STATED EXERCISE = Wherever a line holds the string "icon", copy that line.

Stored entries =
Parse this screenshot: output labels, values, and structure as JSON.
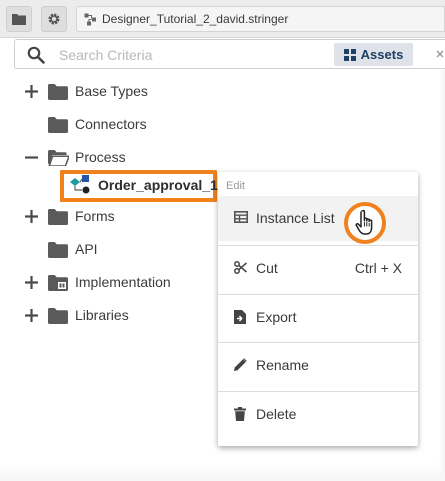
{
  "toolbar": {
    "breadcrumb": "Designer_Tutorial_2_david.stringer"
  },
  "search": {
    "placeholder": "Search Criteria",
    "value": "",
    "assets_label": "Assets"
  },
  "tree": {
    "items": [
      {
        "label": "Base Types",
        "toggle": "plus"
      },
      {
        "label": "Connectors",
        "toggle": "none"
      },
      {
        "label": "Process",
        "toggle": "minus"
      },
      {
        "label": "Order_approval_1",
        "toggle": "none",
        "selected": true
      },
      {
        "label": "Forms",
        "toggle": "plus"
      },
      {
        "label": "API",
        "toggle": "none"
      },
      {
        "label": "Implementation",
        "toggle": "plus"
      },
      {
        "label": "Libraries",
        "toggle": "plus"
      }
    ]
  },
  "context_menu": {
    "header": "Edit",
    "items": [
      {
        "label": "Instance List",
        "icon": "table-icon"
      },
      {
        "label": "Cut",
        "shortcut": "Ctrl + X",
        "icon": "scissors-icon"
      },
      {
        "label": "Export",
        "icon": "export-icon"
      },
      {
        "label": "Rename",
        "icon": "pencil-icon"
      },
      {
        "label": "Delete",
        "icon": "trash-icon"
      }
    ]
  },
  "colors": {
    "highlight": "#f0821e",
    "assets_text": "#1f3f66",
    "folder": "#5a5a5a"
  }
}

TASK SOLUTION =
        "icon": "table-icon"
        "icon": "scissors-icon"
        "icon": "export-icon"
        "icon": "pencil-icon"
        "icon": "trash-icon"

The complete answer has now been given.